** begin Exercise material **

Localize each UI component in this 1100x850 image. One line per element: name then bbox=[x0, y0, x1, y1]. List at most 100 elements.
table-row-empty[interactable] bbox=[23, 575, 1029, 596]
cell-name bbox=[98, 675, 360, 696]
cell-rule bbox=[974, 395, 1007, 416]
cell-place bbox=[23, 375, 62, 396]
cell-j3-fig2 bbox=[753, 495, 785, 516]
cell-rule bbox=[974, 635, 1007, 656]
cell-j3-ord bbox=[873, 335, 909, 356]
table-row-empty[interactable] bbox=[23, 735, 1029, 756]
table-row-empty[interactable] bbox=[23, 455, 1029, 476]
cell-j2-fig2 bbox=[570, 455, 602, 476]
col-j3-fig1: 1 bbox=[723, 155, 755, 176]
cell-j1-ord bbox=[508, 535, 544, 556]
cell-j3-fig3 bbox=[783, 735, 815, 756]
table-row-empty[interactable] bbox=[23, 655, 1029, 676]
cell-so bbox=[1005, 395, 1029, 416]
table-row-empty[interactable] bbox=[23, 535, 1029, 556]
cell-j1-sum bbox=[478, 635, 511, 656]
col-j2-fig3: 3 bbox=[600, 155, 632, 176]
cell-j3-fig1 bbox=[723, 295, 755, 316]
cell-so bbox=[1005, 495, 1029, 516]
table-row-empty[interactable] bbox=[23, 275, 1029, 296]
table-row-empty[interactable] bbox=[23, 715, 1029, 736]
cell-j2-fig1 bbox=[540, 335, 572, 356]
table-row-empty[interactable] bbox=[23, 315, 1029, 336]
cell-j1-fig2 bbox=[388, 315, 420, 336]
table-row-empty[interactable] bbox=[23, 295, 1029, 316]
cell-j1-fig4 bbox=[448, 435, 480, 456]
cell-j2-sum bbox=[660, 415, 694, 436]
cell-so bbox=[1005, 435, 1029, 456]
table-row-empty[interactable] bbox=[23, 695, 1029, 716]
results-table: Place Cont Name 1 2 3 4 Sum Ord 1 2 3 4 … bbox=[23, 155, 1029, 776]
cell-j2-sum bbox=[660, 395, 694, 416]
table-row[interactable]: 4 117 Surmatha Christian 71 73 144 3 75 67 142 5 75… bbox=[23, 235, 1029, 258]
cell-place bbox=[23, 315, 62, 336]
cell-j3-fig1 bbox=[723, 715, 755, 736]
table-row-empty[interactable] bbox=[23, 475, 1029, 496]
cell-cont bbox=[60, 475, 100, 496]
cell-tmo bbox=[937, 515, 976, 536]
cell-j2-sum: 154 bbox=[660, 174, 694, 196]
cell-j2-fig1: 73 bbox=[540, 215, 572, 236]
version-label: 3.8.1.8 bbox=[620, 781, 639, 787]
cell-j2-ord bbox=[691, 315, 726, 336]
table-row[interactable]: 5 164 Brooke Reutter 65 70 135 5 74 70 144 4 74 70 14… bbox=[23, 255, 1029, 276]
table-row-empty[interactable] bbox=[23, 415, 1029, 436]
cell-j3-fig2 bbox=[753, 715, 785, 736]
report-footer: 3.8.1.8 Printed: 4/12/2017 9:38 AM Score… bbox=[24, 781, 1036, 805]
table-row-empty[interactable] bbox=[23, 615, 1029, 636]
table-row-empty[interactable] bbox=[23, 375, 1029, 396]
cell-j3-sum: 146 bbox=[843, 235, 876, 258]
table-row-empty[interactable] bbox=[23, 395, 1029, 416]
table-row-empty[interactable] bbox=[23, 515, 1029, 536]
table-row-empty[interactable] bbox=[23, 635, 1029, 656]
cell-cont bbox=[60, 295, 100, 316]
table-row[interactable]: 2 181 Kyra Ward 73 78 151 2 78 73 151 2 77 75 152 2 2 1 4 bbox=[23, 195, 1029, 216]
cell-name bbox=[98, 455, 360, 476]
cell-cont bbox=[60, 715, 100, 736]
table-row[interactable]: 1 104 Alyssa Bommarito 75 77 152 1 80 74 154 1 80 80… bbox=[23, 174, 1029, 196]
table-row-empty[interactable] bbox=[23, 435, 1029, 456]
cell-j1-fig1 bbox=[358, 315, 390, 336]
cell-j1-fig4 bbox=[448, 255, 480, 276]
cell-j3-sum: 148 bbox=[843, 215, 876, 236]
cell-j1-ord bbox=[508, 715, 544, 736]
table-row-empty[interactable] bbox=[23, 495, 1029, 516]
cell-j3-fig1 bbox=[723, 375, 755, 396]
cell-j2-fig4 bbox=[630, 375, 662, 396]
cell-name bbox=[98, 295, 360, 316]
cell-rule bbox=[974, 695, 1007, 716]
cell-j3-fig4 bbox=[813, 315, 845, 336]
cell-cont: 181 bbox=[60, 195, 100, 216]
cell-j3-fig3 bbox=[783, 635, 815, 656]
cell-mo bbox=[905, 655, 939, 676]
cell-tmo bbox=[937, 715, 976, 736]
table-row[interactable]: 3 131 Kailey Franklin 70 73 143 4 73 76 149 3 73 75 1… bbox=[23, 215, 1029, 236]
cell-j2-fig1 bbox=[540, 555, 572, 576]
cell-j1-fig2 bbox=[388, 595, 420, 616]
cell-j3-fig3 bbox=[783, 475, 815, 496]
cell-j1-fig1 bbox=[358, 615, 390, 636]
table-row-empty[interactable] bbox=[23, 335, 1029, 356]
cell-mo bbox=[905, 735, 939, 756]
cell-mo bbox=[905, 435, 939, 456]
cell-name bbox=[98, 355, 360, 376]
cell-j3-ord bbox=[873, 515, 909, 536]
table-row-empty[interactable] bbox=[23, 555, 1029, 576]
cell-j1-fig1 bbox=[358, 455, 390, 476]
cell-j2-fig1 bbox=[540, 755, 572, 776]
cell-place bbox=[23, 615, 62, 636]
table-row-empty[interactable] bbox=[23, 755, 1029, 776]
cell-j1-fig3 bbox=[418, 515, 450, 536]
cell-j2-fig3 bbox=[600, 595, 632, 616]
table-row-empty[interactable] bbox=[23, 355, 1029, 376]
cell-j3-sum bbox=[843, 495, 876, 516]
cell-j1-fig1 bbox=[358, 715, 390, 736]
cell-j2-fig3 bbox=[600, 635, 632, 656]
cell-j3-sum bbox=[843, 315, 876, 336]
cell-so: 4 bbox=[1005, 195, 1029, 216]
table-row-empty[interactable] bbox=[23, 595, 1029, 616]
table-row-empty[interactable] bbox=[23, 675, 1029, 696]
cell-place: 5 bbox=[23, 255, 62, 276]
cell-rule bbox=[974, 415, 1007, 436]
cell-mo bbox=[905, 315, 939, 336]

** end Exercise material **

Exercise:
Show every line of the listing above that contains the string "rule", matching case.

Solved exercise:
cell-rule bbox=[974, 395, 1007, 416]
cell-rule bbox=[974, 635, 1007, 656]
cell-rule bbox=[974, 695, 1007, 716]
cell-rule bbox=[974, 415, 1007, 436]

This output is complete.